[Instructions to follow]:
Every line below that mentions the word "Predicted" should be copied out.

[Data records]:
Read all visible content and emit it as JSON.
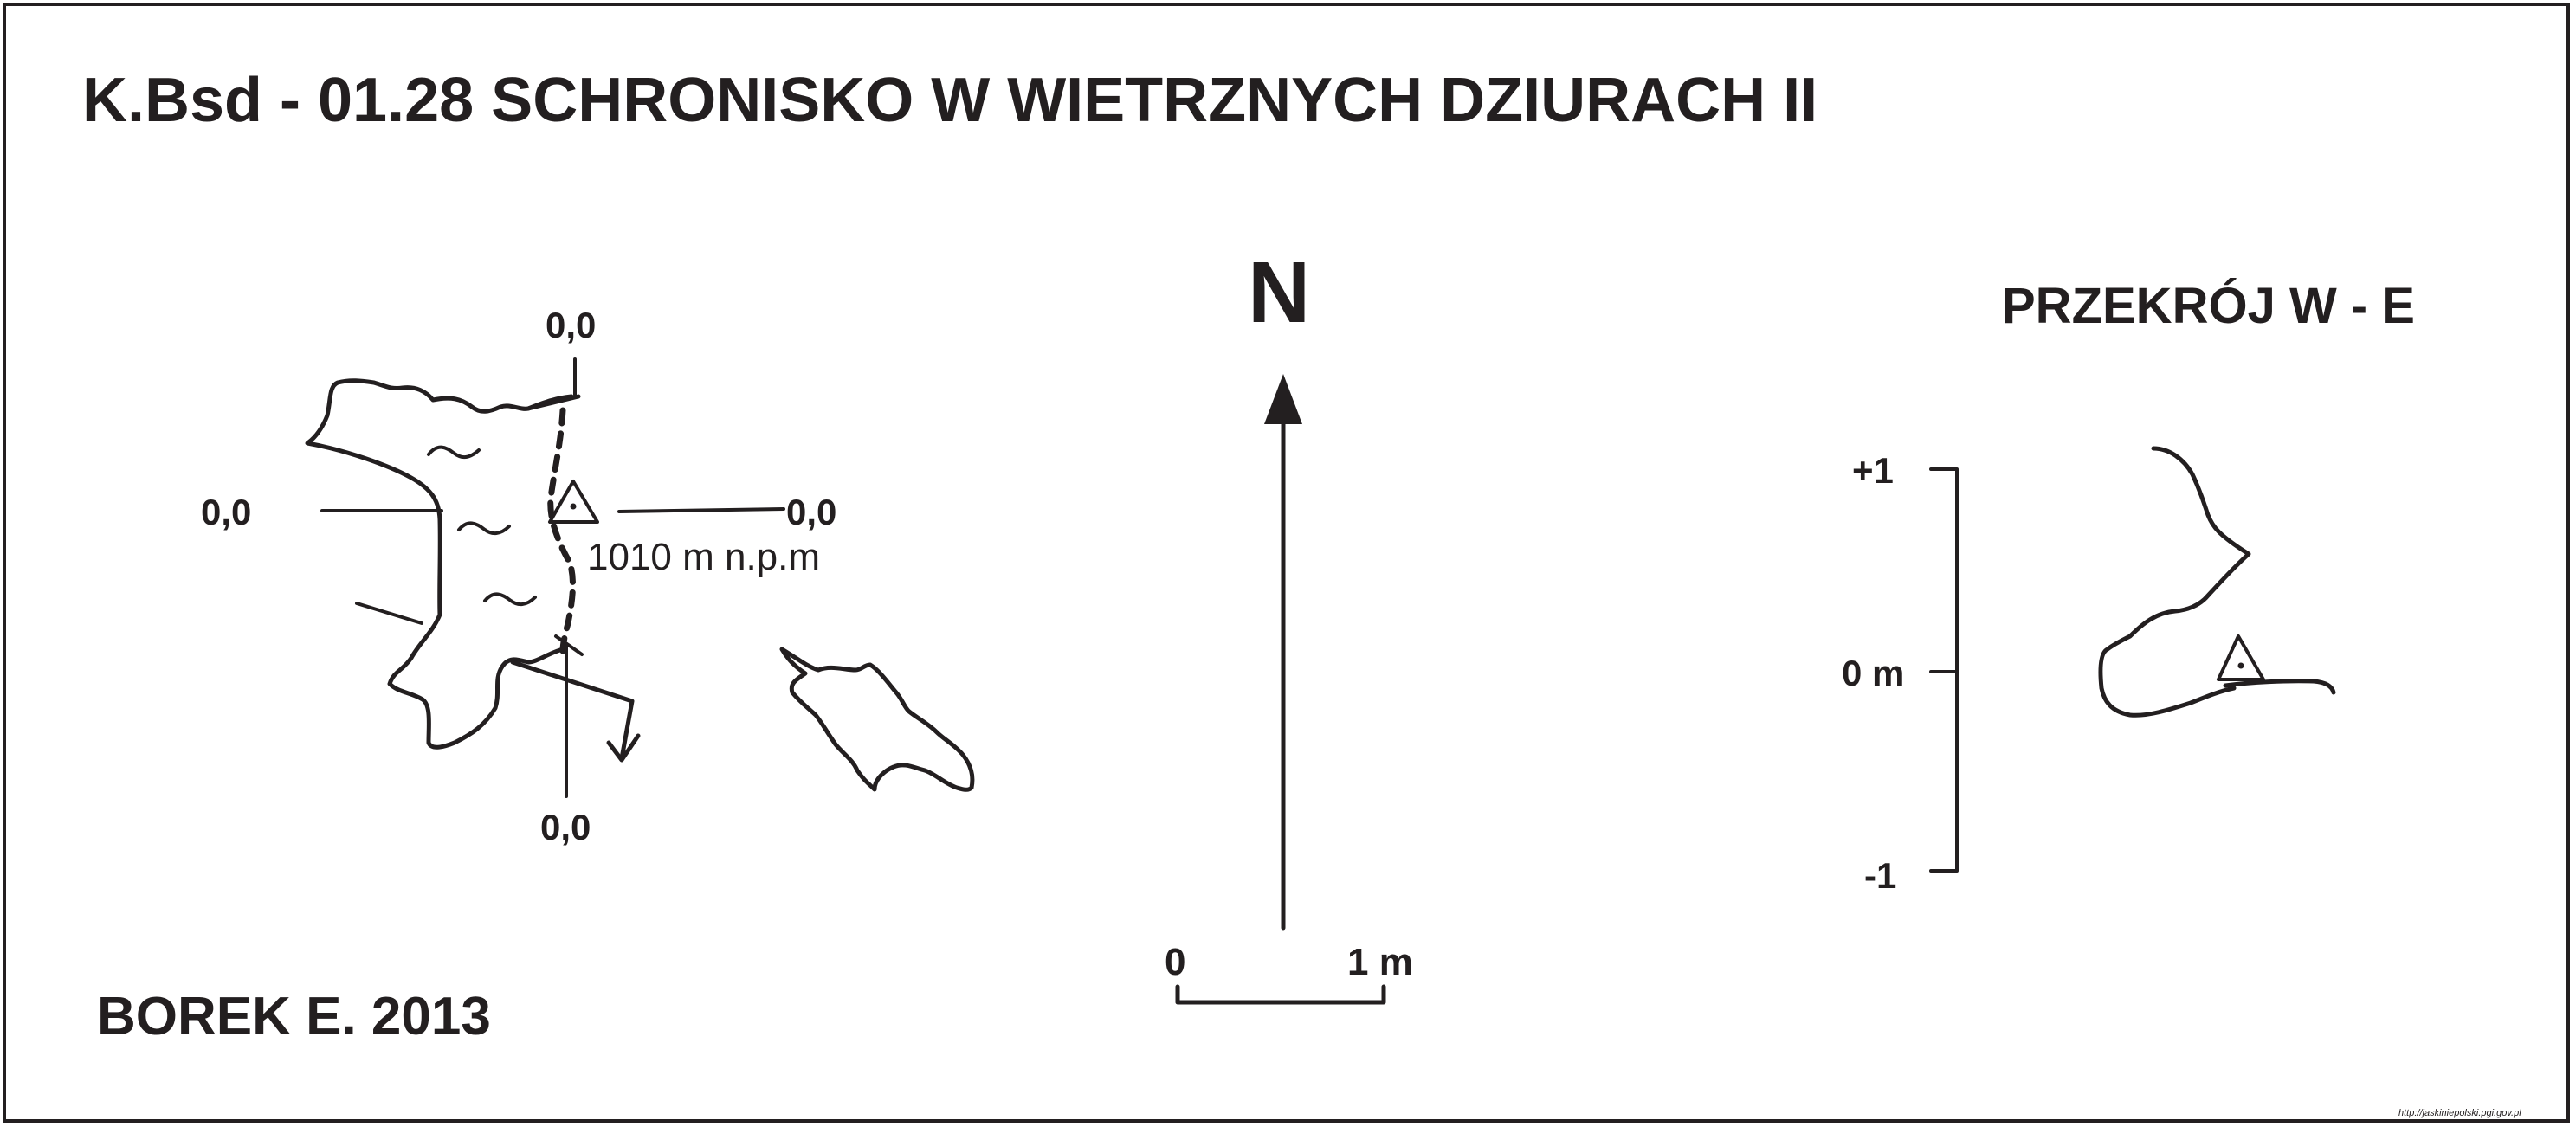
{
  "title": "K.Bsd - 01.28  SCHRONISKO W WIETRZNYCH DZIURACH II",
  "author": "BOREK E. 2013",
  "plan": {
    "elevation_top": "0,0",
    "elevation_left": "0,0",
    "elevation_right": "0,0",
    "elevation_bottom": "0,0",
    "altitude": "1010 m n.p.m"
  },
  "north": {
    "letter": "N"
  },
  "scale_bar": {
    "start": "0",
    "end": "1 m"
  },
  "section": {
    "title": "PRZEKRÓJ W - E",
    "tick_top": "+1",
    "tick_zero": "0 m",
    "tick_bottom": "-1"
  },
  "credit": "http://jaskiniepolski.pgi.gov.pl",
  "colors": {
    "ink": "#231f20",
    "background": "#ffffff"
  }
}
...
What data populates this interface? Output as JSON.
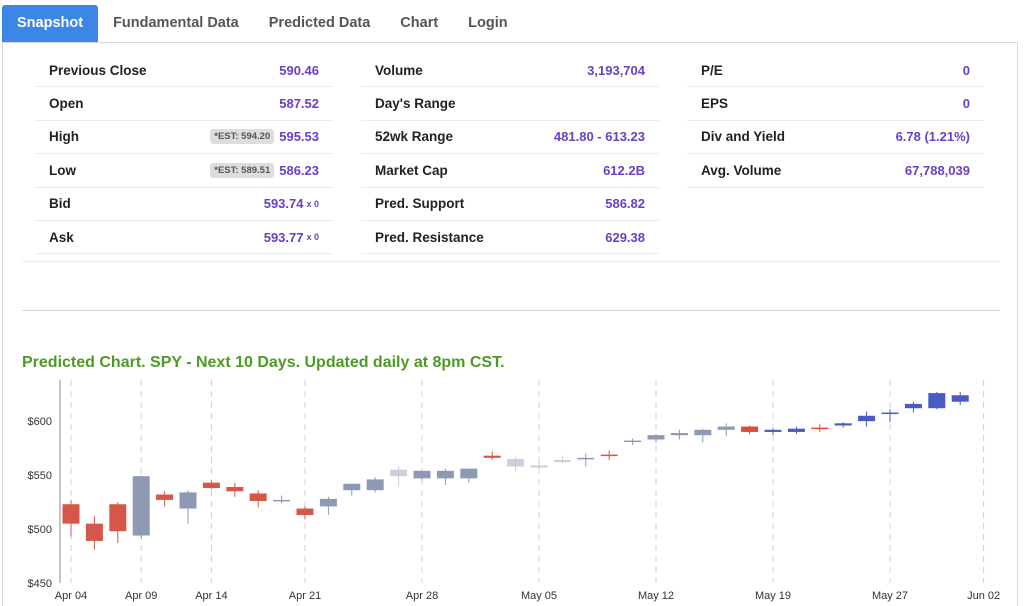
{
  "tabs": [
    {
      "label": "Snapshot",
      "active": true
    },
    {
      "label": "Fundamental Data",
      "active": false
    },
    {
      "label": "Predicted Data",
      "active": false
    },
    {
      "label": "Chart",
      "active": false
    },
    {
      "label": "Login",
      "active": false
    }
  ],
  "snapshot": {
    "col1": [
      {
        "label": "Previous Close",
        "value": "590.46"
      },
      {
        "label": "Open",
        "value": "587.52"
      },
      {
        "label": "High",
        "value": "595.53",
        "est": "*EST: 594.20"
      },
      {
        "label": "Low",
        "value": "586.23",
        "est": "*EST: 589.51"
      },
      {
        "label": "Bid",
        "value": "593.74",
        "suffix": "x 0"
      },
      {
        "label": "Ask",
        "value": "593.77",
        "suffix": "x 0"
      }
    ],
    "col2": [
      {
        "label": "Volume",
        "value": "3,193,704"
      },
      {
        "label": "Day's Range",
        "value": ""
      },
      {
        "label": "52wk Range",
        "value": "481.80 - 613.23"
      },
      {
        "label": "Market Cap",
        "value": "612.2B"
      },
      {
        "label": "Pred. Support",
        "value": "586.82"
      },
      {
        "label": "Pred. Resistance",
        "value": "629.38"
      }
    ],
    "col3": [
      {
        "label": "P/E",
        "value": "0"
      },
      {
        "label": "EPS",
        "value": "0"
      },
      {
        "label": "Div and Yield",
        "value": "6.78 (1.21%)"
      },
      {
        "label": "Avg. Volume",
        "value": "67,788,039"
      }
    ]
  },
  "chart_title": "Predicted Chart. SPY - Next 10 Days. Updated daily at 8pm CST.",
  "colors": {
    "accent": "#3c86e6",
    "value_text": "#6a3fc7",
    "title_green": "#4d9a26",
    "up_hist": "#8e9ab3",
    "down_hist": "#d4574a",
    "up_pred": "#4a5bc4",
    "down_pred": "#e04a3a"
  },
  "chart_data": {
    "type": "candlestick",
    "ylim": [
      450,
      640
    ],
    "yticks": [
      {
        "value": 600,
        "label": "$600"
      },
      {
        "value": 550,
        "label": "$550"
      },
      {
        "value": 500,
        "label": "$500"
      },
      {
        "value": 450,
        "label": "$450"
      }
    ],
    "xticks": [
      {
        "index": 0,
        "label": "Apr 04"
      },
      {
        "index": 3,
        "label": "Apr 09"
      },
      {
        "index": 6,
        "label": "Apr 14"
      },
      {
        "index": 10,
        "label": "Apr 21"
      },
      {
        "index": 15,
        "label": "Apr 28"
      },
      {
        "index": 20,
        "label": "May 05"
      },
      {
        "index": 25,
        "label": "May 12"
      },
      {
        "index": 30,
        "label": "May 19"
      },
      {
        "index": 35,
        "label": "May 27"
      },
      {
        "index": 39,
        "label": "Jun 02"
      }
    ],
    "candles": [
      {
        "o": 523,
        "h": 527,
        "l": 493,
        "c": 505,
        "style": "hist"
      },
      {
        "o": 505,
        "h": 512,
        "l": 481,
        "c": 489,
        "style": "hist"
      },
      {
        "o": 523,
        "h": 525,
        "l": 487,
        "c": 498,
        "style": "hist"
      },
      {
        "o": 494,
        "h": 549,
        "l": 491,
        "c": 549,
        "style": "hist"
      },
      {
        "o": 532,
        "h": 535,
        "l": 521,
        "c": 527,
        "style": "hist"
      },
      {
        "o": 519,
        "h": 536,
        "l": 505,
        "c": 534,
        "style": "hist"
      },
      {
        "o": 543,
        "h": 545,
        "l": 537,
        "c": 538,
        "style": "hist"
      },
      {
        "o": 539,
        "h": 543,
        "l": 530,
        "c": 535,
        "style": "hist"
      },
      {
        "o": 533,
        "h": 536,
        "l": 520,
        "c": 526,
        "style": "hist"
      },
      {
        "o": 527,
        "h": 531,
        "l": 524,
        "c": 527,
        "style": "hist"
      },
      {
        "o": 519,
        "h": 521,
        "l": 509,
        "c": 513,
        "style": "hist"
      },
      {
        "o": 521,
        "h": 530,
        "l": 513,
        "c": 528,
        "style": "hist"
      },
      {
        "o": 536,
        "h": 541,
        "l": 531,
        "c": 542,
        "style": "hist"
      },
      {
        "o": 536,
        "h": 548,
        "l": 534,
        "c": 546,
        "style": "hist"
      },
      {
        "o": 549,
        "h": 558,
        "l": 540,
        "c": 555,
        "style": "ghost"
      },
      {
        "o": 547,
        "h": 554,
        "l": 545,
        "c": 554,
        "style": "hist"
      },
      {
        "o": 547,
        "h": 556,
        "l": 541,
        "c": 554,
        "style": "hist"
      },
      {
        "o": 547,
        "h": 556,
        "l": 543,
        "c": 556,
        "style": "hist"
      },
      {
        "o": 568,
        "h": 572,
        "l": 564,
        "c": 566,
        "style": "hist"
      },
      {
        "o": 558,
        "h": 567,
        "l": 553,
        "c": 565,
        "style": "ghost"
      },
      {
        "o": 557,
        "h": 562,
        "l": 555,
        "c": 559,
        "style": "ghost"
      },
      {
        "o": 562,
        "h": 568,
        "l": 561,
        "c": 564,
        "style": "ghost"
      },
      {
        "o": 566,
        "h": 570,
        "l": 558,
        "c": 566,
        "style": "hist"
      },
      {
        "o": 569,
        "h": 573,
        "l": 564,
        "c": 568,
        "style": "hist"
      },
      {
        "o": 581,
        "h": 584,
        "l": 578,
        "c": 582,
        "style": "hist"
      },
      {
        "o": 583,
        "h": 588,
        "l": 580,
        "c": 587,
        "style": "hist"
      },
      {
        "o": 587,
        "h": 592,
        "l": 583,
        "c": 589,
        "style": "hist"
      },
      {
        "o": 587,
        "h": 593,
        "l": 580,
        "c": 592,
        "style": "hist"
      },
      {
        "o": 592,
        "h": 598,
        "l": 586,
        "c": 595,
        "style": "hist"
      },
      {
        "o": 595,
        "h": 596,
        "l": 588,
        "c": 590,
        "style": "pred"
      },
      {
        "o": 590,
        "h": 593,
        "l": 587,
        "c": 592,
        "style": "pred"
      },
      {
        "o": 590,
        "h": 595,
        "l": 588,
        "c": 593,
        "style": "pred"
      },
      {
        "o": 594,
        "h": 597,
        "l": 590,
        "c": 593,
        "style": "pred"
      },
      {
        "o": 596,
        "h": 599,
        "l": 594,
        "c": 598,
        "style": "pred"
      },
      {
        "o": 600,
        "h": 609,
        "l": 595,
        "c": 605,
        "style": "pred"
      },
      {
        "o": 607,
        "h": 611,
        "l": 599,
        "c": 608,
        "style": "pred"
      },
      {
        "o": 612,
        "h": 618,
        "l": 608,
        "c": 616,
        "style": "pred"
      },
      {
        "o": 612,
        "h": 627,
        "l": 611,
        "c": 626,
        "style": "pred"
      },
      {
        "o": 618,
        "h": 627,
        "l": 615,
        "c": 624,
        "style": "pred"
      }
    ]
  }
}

[Exercise output]:
      "label": "Predicted Data",
  "chart_title": "Predicted Chart. SPY - Next 10 Days. Updated daily at 8pm CST.",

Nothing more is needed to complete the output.